#### Stated exercise
Restate each entry word for word, leaving nothing out.
Begin Stored records
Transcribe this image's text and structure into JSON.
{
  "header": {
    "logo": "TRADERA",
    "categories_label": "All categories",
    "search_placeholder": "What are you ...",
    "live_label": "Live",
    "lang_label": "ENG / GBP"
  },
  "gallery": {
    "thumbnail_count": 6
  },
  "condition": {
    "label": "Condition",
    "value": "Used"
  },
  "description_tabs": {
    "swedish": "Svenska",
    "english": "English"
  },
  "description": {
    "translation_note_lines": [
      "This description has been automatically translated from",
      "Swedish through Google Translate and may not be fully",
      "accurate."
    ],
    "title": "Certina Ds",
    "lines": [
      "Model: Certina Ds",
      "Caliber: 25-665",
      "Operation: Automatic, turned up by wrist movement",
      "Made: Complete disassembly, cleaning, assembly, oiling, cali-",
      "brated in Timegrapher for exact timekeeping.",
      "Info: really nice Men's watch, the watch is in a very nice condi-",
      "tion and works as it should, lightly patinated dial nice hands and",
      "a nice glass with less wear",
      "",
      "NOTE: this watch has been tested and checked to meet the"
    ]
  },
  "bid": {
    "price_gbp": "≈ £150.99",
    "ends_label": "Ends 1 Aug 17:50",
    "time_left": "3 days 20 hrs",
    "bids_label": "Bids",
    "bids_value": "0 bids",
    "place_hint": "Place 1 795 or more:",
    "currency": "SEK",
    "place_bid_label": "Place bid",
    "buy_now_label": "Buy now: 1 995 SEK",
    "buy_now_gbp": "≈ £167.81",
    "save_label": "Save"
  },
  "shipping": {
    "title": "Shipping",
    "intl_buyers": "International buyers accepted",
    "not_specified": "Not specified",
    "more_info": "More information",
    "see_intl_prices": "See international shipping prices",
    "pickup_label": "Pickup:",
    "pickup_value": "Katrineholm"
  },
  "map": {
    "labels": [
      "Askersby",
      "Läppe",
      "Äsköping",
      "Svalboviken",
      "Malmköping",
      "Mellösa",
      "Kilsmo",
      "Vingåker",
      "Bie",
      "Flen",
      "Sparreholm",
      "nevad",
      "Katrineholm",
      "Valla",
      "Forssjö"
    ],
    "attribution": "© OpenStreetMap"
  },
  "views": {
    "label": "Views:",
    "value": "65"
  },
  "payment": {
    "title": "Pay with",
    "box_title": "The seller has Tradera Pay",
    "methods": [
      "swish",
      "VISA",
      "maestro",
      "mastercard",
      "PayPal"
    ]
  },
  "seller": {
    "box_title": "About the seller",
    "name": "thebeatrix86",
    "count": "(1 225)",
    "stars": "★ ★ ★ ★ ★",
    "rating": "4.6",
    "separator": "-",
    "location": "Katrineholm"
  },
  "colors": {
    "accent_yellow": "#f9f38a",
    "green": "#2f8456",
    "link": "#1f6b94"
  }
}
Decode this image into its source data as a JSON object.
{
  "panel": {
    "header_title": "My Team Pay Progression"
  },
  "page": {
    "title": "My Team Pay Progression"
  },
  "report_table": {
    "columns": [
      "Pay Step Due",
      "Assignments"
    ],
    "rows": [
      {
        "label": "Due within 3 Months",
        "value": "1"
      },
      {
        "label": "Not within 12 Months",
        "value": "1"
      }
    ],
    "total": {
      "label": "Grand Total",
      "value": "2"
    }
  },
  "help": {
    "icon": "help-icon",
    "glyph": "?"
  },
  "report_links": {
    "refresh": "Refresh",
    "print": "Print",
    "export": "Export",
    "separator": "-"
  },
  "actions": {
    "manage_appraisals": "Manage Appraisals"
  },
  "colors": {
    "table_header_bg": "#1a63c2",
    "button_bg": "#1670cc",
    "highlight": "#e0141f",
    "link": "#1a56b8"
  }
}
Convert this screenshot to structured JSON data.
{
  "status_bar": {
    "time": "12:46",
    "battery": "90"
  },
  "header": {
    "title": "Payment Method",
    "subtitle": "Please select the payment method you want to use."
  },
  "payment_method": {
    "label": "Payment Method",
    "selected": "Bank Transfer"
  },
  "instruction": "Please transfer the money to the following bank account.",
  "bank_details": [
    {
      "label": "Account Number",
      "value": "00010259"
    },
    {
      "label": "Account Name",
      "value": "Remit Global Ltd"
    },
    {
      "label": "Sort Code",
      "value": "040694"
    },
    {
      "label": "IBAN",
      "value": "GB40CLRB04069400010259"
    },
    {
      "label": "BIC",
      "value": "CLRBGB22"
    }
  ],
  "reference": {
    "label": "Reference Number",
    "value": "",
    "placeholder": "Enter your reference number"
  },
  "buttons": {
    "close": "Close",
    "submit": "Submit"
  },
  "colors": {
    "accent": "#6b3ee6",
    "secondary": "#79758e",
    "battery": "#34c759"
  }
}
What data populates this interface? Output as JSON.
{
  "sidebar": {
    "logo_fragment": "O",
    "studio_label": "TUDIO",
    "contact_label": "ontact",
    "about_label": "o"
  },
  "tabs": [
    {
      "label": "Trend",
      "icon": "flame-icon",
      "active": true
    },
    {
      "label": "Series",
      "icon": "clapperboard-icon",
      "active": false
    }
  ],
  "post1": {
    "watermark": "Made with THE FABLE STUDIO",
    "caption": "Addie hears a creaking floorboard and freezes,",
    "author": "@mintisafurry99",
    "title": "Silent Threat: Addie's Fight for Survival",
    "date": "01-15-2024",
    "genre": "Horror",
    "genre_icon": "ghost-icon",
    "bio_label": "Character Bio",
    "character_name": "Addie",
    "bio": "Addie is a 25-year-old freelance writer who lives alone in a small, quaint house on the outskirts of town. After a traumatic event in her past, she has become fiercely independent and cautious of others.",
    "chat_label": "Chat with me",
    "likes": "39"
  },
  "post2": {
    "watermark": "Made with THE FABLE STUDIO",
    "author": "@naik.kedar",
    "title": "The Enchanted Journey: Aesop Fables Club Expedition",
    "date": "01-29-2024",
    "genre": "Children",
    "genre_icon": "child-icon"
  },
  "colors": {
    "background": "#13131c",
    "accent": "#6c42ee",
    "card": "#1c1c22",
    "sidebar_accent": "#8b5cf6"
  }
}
End Stored records
#### Written answer
Transcribe this image's text and structure into JSON.
{
  "header": {
    "logo": "TRADERA",
    "categories_label": "All categories",
    "search_placeholder": "What are you ...",
    "live_label": "Live",
    "lang_label": "ENG / GBP"
  },
  "gallery": {
    "thumbnail_count": 6
  },
  "condition": {
    "label": "Condition",
    "value": "Used"
  },
  "description_tabs": {
    "swedish": "Svenska",
    "english": "English"
  },
  "description": {
    "translation_note_lines": [
      "This description has been automatically translated from",
      "Swedish through Google Translate and may not be fully",
      "accurate."
    ],
    "title": "Certina Ds",
    "lines": [
      "Model: Certina Ds",
      "Caliber: 25-665",
      "Operation: Automatic, turned up by wrist movement",
      "Made: Complete disassembly, cleaning, assembly, oiling, cali-",
      "brated in Timegrapher for exact timekeeping.",
      "Info: really nice Men's watch, the watch is in a very nice condi-",
      "tion and works as it should, lightly patinated dial nice hands and",
      "a nice glass with less wear",
      "",
      "NOTE: this watch has been tested and checked to meet the"
    ]
  },
  "bid": {
    "price_gbp": "≈ £150.99",
    "ends_label": "Ends 1 Aug 17:50",
    "time_left": "3 days 20 hrs",
    "bids_label": "Bids",
    "bids_value": "0 bids",
    "place_hint": "Place 1 795 or more:",
    "currency": "SEK",
    "place_bid_label": "Place bid",
    "buy_now_label": "Buy now: 1 995 SEK",
    "buy_now_gbp": "≈ £167.81",
    "save_label": "Save"
  },
  "shipping": {
    "title": "Shipping",
    "intl_buyers": "International buyers accepted",
    "not_specified": "Not specified",
    "more_info": "More information",
    "see_intl_prices": "See international shipping prices",
    "pickup_label": "Pickup:",
    "pickup_value": "Katrineholm"
  },
  "map": {
    "labels": [
      "Askersby",
      "Läppe",
      "Äsköping",
      "Svalboviken",
      "Malmköping",
      "Mellösa",
      "Kilsmo",
      "Vingåker",
      "Bie",
      "Flen",
      "Sparreholm",
      "nevad",
      "Katrineholm",
      "Valla",
      "Forssjö"
    ],
    "attribution": "© OpenStreetMap"
  },
  "views": {
    "label": "Views:",
    "value": "65"
  },
  "payment": {
    "title": "Pay with",
    "box_title": "The seller has Tradera Pay",
    "methods": [
      "swish",
      "VISA",
      "maestro",
      "mastercard",
      "PayPal"
    ]
  },
  "seller": {
    "box_title": "About the seller",
    "name": "thebeatrix86",
    "count": "(1 225)",
    "stars": "★ ★ ★ ★ ★",
    "rating": "4.6",
    "separator": "-",
    "location": "Katrineholm"
  },
  "colors": {
    "accent_yellow": "#f9f38a",
    "green": "#2f8456",
    "link": "#1f6b94"
  }
}
Decode this image into its source data as a JSON object.
{
  "panel": {
    "header_title": "My Team Pay Progression"
  },
  "page": {
    "title": "My Team Pay Progression"
  },
  "report_table": {
    "columns": [
      "Pay Step Due",
      "Assignments"
    ],
    "rows": [
      {
        "label": "Due within 3 Months",
        "value": "1"
      },
      {
        "label": "Not within 12 Months",
        "value": "1"
      }
    ],
    "total": {
      "label": "Grand Total",
      "value": "2"
    }
  },
  "help": {
    "icon": "help-icon",
    "glyph": "?"
  },
  "report_links": {
    "refresh": "Refresh",
    "print": "Print",
    "export": "Export",
    "separator": "-"
  },
  "actions": {
    "manage_appraisals": "Manage Appraisals"
  },
  "colors": {
    "table_header_bg": "#1a63c2",
    "button_bg": "#1670cc",
    "highlight": "#e0141f",
    "link": "#1a56b8"
  }
}
Convert this screenshot to structured JSON data.
{
  "status_bar": {
    "time": "12:46",
    "battery": "90"
  },
  "header": {
    "title": "Payment Method",
    "subtitle": "Please select the payment method you want to use."
  },
  "payment_method": {
    "label": "Payment Method",
    "selected": "Bank Transfer"
  },
  "instruction": "Please transfer the money to the following bank account.",
  "bank_details": [
    {
      "label": "Account Number",
      "value": "00010259"
    },
    {
      "label": "Account Name",
      "value": "Remit Global Ltd"
    },
    {
      "label": "Sort Code",
      "value": "040694"
    },
    {
      "label": "IBAN",
      "value": "GB40CLRB04069400010259"
    },
    {
      "label": "BIC",
      "value": "CLRBGB22"
    }
  ],
  "reference": {
    "label": "Reference Number",
    "value": "",
    "placeholder": "Enter your reference number"
  },
  "buttons": {
    "close": "Close",
    "submit": "Submit"
  },
  "colors": {
    "accent": "#6b3ee6",
    "secondary": "#79758e",
    "battery": "#34c759"
  }
}
What data populates this interface? Output as JSON.
{
  "sidebar": {
    "logo_fragment": "O",
    "studio_label": "TUDIO",
    "contact_label": "ontact",
    "about_label": "o"
  },
  "tabs": [
    {
      "label": "Trend",
      "icon": "flame-icon",
      "active": true
    },
    {
      "label": "Series",
      "icon": "clapperboard-icon",
      "active": false
    }
  ],
  "post1": {
    "watermark": "Made with THE FABLE STUDIO",
    "caption": "Addie hears a creaking floorboard and freezes,",
    "author": "@mintisafurry99",
    "title": "Silent Threat: Addie's Fight for Survival",
    "date": "01-15-2024",
    "genre": "Horror",
    "genre_icon": "ghost-icon",
    "bio_label": "Character Bio",
    "character_name": "Addie",
    "bio": "Addie is a 25-year-old freelance writer who lives alone in a small, quaint house on the outskirts of town. After a traumatic event in her past, she has become fiercely independent and cautious of others.",
    "chat_label": "Chat with me",
    "likes": "39"
  },
  "post2": {
    "watermark": "Made with THE FABLE STUDIO",
    "author": "@naik.kedar",
    "title": "The Enchanted Journey: Aesop Fables Club Expedition",
    "date": "01-29-2024",
    "genre": "Children",
    "genre_icon": "child-icon"
  },
  "colors": {
    "background": "#13131c",
    "accent": "#6c42ee",
    "card": "#1c1c22",
    "sidebar_accent": "#8b5cf6"
  }
}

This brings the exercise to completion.